What you need to do:
(1) Answer these questions from the World Audience text:
(a) Who founded World Audience Inc.?
(b) What are the names of the company's two journals?
(c) At what age did Mike start writing stories and poetry?
(2) Copy the World Audience text word for word, from "After a year" to "discussed the matter.".

══ Page text

New Publishing companies continue to land on the literary airways of New York, the heart of Publishing Industry. A case in view is the World Audience Inc. that started last year with choice titles of quality literary in the genres of poetry, short fiction, fiction, drama, and literary non-fiction. Founded by playwright Mike Stefan Strozier, who is now the CEO of the company, World Audience followed the spirit of globalism since its very first day. Writers from around the world were welcome to submit their ideas and work with a single-word guideline: Quality.
After a year of publishing sparkling manuscripts and two journals, Audience and Audience Review, the publishing company is ready to expand its borders. Continuing its publications and running writing competitions, World Audience is looking forward to get its titles into New York Public Library while the company is being structured with an administrative team. I have been investing my own efforts and contributing writing to the company and few days back I got the big news: I was going to be the president of World Audience Inc. The news took me head over heels and the next moment was the dreadful feeling of responsibility. My excitement, however, persisted and tamed the dread of this challenging position. I thought it was time to have a word with Mike about publishing business in general and his experience of World Audience in particular. Here is how we discussed the matter.
Ernest: Mike, when did you start writing and what was the inspiration?
Mike: I come from a family of writers, professors, and the like, so writing was always in the background. However, one of my brothers became a French chef, here at 5-star restaurants in Manhattan, so I think one must be born a writer. I started writing stories and poetry at age 10 or 12. I would write for a months and then stop writing; but always come back to writing again. Each year, the amount of time I spent writing would increase until in my early twenties when writing literally consumed me. I fell head over heals in love with writing. I enjoyed experimenting like James Joyce, and I tried every possible genre. I wrote and wrote and loved every minute of it, and I still do. I was horrible at marketing my work, however, and I would get very angry and defensive if someone did not like my work, and I did not take criticism very well, to say the least. I’ve gotten much better at marketing in the last few years; in fact, World Audience has arisen, in part, from my attempts to start marketing my work, finally.
Ernest: Did you have on your mind, at that time, to become a publisher some day?

════
══ Supplied entries

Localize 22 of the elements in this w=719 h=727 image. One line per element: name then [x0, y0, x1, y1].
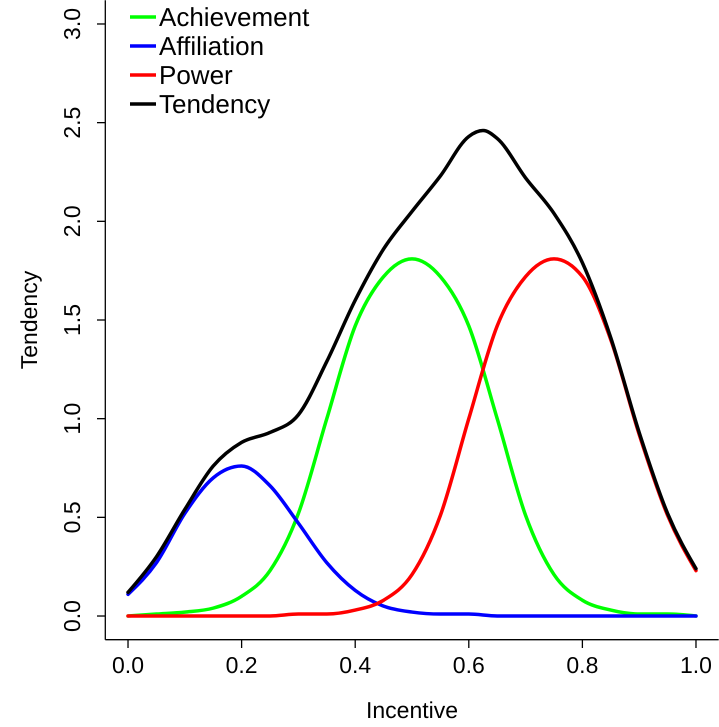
legend-label: Tendency — [159, 89, 270, 119]
y-tick-label: 0.0 — [59, 600, 85, 632]
y-tick-label: 1.0 — [59, 402, 85, 435]
legend-label: Power — [159, 60, 234, 90]
x-tick-label: 0.8 — [566, 652, 598, 678]
x-axis-title: Incentive — [366, 697, 458, 723]
legend-label: Achievement — [159, 2, 310, 32]
line-series — [126, 128, 698, 594]
y-axis-title: Tendency — [16, 270, 42, 370]
line-series — [126, 464, 698, 618]
x-tick-label: 1.0 — [680, 652, 712, 678]
x-tick-label: 0.4 — [339, 652, 372, 678]
x-tick-label: 0.0 — [112, 652, 144, 678]
legend-label: Affiliation — [159, 31, 264, 61]
y-tick-label: 2.5 — [59, 106, 85, 139]
y-tick-label: 1.5 — [59, 304, 85, 336]
line-series — [126, 257, 698, 618]
y-tick-label: 3.0 — [59, 8, 85, 40]
x-tick-label: 0.6 — [452, 652, 485, 678]
x-tick-label: 0.2 — [226, 652, 258, 678]
y-tick-label: 2.0 — [59, 205, 85, 238]
y-tick-label: 0.5 — [59, 501, 85, 534]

════

Results:
(1)
(a) Playwright Mike Stefan Strozier
(b) Audience and Audience Review
(c) At age 10 or 12

(2)
After a year of publishing sparkling manuscripts and two journals, Audience and Audience Review, the publishing company is ready to expand its borders. Continuing its publications and running writing competitions, World Audience is looking forward to get its titles into New York Public Library while the company is being structured with an administrative team. I have been investing my own efforts and contributing writing to the company and few days back I got the big news: I was going to be the president of World Audience Inc. The news took me head over heels and the next moment was the dreadful feeling of responsibility. My excitement, however, persisted and tamed the dread of this challenging position. I thought it was time to have a word with Mike about publishing business in general and his experience of World Audience in particular. Here is how we discussed the matter.